What to do
It is required that all of the data be written out exactly.

Records for processing
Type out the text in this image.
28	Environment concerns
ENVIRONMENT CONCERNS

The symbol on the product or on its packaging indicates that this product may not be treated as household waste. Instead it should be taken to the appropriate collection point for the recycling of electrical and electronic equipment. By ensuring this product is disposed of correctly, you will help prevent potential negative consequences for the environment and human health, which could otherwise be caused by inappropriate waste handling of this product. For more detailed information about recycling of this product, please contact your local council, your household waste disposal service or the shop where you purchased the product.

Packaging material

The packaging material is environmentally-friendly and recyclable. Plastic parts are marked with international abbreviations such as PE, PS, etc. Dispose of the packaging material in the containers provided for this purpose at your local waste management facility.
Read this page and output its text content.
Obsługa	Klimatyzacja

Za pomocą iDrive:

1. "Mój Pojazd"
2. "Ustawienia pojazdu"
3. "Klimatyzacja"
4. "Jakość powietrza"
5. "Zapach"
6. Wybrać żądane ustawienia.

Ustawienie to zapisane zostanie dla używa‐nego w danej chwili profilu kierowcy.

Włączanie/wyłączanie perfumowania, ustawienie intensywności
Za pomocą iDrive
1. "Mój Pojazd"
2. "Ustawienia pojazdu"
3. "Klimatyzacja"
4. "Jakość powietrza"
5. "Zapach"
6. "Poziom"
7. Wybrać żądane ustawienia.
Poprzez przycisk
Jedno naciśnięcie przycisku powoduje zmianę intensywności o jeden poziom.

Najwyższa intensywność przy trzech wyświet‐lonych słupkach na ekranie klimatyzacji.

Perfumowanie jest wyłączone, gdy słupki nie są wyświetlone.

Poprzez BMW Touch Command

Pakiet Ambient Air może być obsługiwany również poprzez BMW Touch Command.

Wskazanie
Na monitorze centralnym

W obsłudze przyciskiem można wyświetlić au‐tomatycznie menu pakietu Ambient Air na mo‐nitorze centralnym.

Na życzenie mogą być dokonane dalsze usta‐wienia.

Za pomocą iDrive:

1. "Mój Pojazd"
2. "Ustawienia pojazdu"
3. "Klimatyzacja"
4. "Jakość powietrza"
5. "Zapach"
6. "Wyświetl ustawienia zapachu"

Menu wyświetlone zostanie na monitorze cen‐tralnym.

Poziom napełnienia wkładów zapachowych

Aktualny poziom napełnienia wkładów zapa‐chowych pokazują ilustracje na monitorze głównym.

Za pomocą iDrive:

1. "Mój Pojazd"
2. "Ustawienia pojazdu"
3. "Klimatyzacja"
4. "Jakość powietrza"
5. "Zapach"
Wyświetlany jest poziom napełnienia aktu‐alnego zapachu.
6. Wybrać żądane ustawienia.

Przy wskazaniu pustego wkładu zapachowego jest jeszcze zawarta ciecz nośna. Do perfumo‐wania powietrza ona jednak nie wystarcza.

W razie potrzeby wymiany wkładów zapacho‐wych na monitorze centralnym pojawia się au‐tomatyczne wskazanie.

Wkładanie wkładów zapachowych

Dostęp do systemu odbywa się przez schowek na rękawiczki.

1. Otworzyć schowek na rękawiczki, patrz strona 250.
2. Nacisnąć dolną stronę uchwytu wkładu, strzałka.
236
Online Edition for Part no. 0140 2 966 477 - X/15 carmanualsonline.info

Response
Type out the text in this image.
28	Environment concerns
ENVIRONMENT CONCERNS

The symbol on the product or on its packaging indicates that this product may not be treated as household waste. Instead it should be taken to the appropriate collection point for the recycling of electrical and electronic equipment. By ensuring this product is disposed of correctly, you will help prevent potential negative consequences for the environment and human health, which could otherwise be caused by inappropriate waste handling of this product. For more detailed information about recycling of this product, please contact your local council, your household waste disposal service or the shop where you purchased the product.

Packaging material

The packaging material is environmentally-friendly and recyclable. Plastic parts are marked with international abbreviations such as PE, PS, etc. Dispose of the packaging material in the containers provided for this purpose at your local waste management facility.
Read this page and output its text content.
Obsługa	Klimatyzacja

Za pomocą iDrive:

1. "Mój Pojazd"
2. "Ustawienia pojazdu"
3. "Klimatyzacja"
4. "Jakość powietrza"
5. "Zapach"
6. Wybrać żądane ustawienia.

Ustawienie to zapisane zostanie dla używa‐nego w danej chwili profilu kierowcy.

Włączanie/wyłączanie perfumowania, ustawienie intensywności
Za pomocą iDrive
1. "Mój Pojazd"
2. "Ustawienia pojazdu"
3. "Klimatyzacja"
4. "Jakość powietrza"
5. "Zapach"
6. "Poziom"
7. Wybrać żądane ustawienia.
Poprzez przycisk
Jedno naciśnięcie przycisku powoduje zmianę intensywności o jeden poziom.

Najwyższa intensywność przy trzech wyświet‐lonych słupkach na ekranie klimatyzacji.

Perfumowanie jest wyłączone, gdy słupki nie są wyświetlone.

Poprzez BMW Touch Command

Pakiet Ambient Air może być obsługiwany również poprzez BMW Touch Command.

Wskazanie
Na monitorze centralnym

W obsłudze przyciskiem można wyświetlić au‐tomatycznie menu pakietu Ambient Air na mo‐nitorze centralnym.

Na życzenie mogą być dokonane dalsze usta‐wienia.

Za pomocą iDrive:

1. "Mój Pojazd"
2. "Ustawienia pojazdu"
3. "Klimatyzacja"
4. "Jakość powietrza"
5. "Zapach"
6. "Wyświetl ustawienia zapachu"

Menu wyświetlone zostanie na monitorze cen‐tralnym.

Poziom napełnienia wkładów zapachowych

Aktualny poziom napełnienia wkładów zapa‐chowych pokazują ilustracje na monitorze głównym.

Za pomocą iDrive:

1. "Mój Pojazd"
2. "Ustawienia pojazdu"
3. "Klimatyzacja"
4. "Jakość powietrza"
5. "Zapach"
Wyświetlany jest poziom napełnienia aktu‐alnego zapachu.
6. Wybrać żądane ustawienia.

Przy wskazaniu pustego wkładu zapachowego jest jeszcze zawarta ciecz nośna. Do perfumo‐wania powietrza ona jednak nie wystarcza.

W razie potrzeby wymiany wkładów zapacho‐wych na monitorze centralnym pojawia się au‐tomatyczne wskazanie.

Wkładanie wkładów zapachowych

Dostęp do systemu odbywa się przez schowek na rękawiczki.

1. Otworzyć schowek na rękawiczki, patrz strona 250.
2. Nacisnąć dolną stronę uchwytu wkładu, strzałka.
236
Online Edition for Part no. 0140 2 966 477 - X/15 carmanualsonline.info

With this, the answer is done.